[Stored data]
╔══
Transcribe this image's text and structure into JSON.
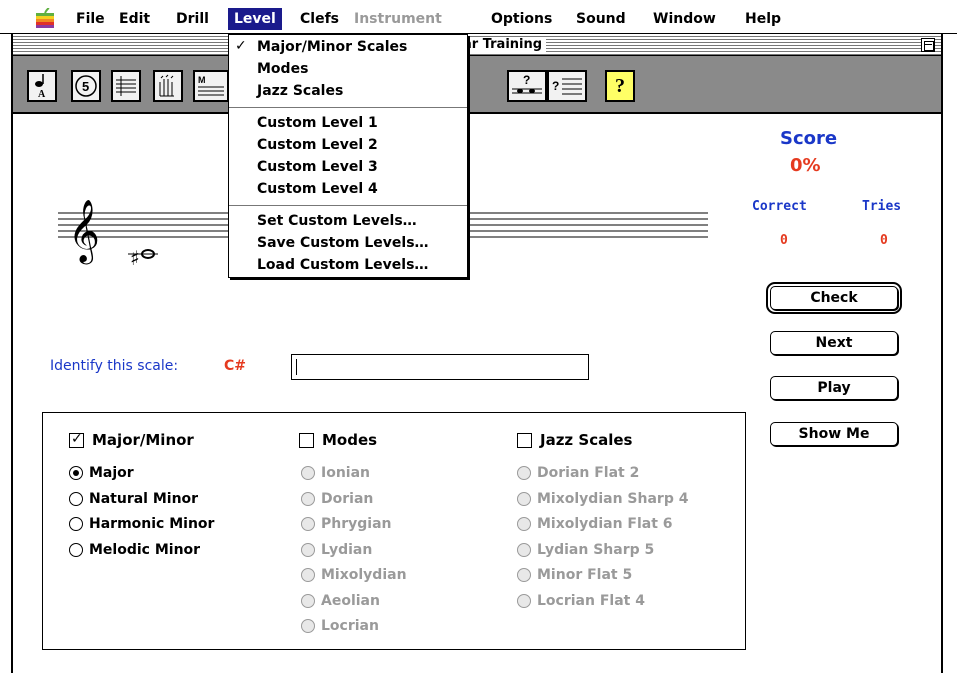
{
  "menubar": {
    "items": [
      {
        "label": "File",
        "state": "normal"
      },
      {
        "label": "Edit",
        "state": "normal"
      },
      {
        "label": "Drill",
        "state": "normal"
      },
      {
        "label": "Level",
        "state": "active"
      },
      {
        "label": "Clefs",
        "state": "normal"
      },
      {
        "label": "Instrument",
        "state": "disabled"
      },
      {
        "label": "Options",
        "state": "normal"
      },
      {
        "label": "Sound",
        "state": "normal"
      },
      {
        "label": "Window",
        "state": "normal"
      },
      {
        "label": "Help",
        "state": "normal"
      }
    ]
  },
  "window": {
    "title_visible": "ar Training"
  },
  "toolbar": {
    "icons": [
      "note-a-icon",
      "interval-5-icon",
      "chord-staff-icon",
      "hand-rhythm-icon",
      "scale-staff-icon",
      "question-staff-icon",
      "question-chord-icon",
      "help-icon"
    ],
    "help_glyph": "?"
  },
  "level_menu": {
    "checked": "Major/Minor Scales",
    "group1": [
      "Major/Minor Scales",
      "Modes",
      "Jazz Scales"
    ],
    "group2": [
      "Custom Level  1",
      "Custom Level  2",
      "Custom Level  3",
      "Custom Level  4"
    ],
    "group3": [
      "Set Custom Levels…",
      "Save Custom Levels…",
      "Load Custom Levels…"
    ]
  },
  "score": {
    "title": "Score",
    "percent": "0%",
    "correct_label": "Correct",
    "tries_label": "Tries",
    "correct": "0",
    "tries": "0"
  },
  "buttons": {
    "check": "Check",
    "next": "Next",
    "play": "Play",
    "show_me": "Show Me"
  },
  "prompt": {
    "label": "Identify this scale:",
    "note": "C#",
    "answer_value": ""
  },
  "categories": {
    "major_minor": {
      "label": "Major/Minor",
      "checked": true,
      "options": [
        "Major",
        "Natural Minor",
        "Harmonic Minor",
        "Melodic Minor"
      ],
      "selected": "Major"
    },
    "modes": {
      "label": "Modes",
      "checked": false,
      "options": [
        "Ionian",
        "Dorian",
        "Phrygian",
        "Lydian",
        "Mixolydian",
        "Aeolian",
        "Locrian"
      ]
    },
    "jazz": {
      "label": "Jazz Scales",
      "checked": false,
      "options": [
        "Dorian Flat 2",
        "Mixolydian Sharp 4",
        "Mixolydian Flat 6",
        "Lydian Sharp 5",
        "Minor Flat 5",
        "Locrian Flat 4"
      ]
    }
  },
  "colors": {
    "blue": "#1a37c8",
    "red": "#e53a1f",
    "menu_highlight": "#1a1a8c",
    "toolbar": "#8a8a8a",
    "help_button": "#ffff66",
    "disabled": "#9a9a9a"
  }
}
╚══
◆ **Task goal**
Copy the listing exactly. Any image in it stays out of the copy.

◆ **Expected answer**
Transcribe this image's text and structure into JSON.
{
  "menubar": {
    "items": [
      {
        "label": "File",
        "state": "normal"
      },
      {
        "label": "Edit",
        "state": "normal"
      },
      {
        "label": "Drill",
        "state": "normal"
      },
      {
        "label": "Level",
        "state": "active"
      },
      {
        "label": "Clefs",
        "state": "normal"
      },
      {
        "label": "Instrument",
        "state": "disabled"
      },
      {
        "label": "Options",
        "state": "normal"
      },
      {
        "label": "Sound",
        "state": "normal"
      },
      {
        "label": "Window",
        "state": "normal"
      },
      {
        "label": "Help",
        "state": "normal"
      }
    ]
  },
  "window": {
    "title_visible": "ar Training"
  },
  "toolbar": {
    "icons": [
      "note-a-icon",
      "interval-5-icon",
      "chord-staff-icon",
      "hand-rhythm-icon",
      "scale-staff-icon",
      "question-staff-icon",
      "question-chord-icon",
      "help-icon"
    ],
    "help_glyph": "?"
  },
  "level_menu": {
    "checked": "Major/Minor Scales",
    "group1": [
      "Major/Minor Scales",
      "Modes",
      "Jazz Scales"
    ],
    "group2": [
      "Custom Level  1",
      "Custom Level  2",
      "Custom Level  3",
      "Custom Level  4"
    ],
    "group3": [
      "Set Custom Levels…",
      "Save Custom Levels…",
      "Load Custom Levels…"
    ]
  },
  "score": {
    "title": "Score",
    "percent": "0%",
    "correct_label": "Correct",
    "tries_label": "Tries",
    "correct": "0",
    "tries": "0"
  },
  "buttons": {
    "check": "Check",
    "next": "Next",
    "play": "Play",
    "show_me": "Show Me"
  },
  "prompt": {
    "label": "Identify this scale:",
    "note": "C#",
    "answer_value": ""
  },
  "categories": {
    "major_minor": {
      "label": "Major/Minor",
      "checked": true,
      "options": [
        "Major",
        "Natural Minor",
        "Harmonic Minor",
        "Melodic Minor"
      ],
      "selected": "Major"
    },
    "modes": {
      "label": "Modes",
      "checked": false,
      "options": [
        "Ionian",
        "Dorian",
        "Phrygian",
        "Lydian",
        "Mixolydian",
        "Aeolian",
        "Locrian"
      ]
    },
    "jazz": {
      "label": "Jazz Scales",
      "checked": false,
      "options": [
        "Dorian Flat 2",
        "Mixolydian Sharp 4",
        "Mixolydian Flat 6",
        "Lydian Sharp 5",
        "Minor Flat 5",
        "Locrian Flat 4"
      ]
    }
  },
  "colors": {
    "blue": "#1a37c8",
    "red": "#e53a1f",
    "menu_highlight": "#1a1a8c",
    "toolbar": "#8a8a8a",
    "help_button": "#ffff66",
    "disabled": "#9a9a9a"
  }
}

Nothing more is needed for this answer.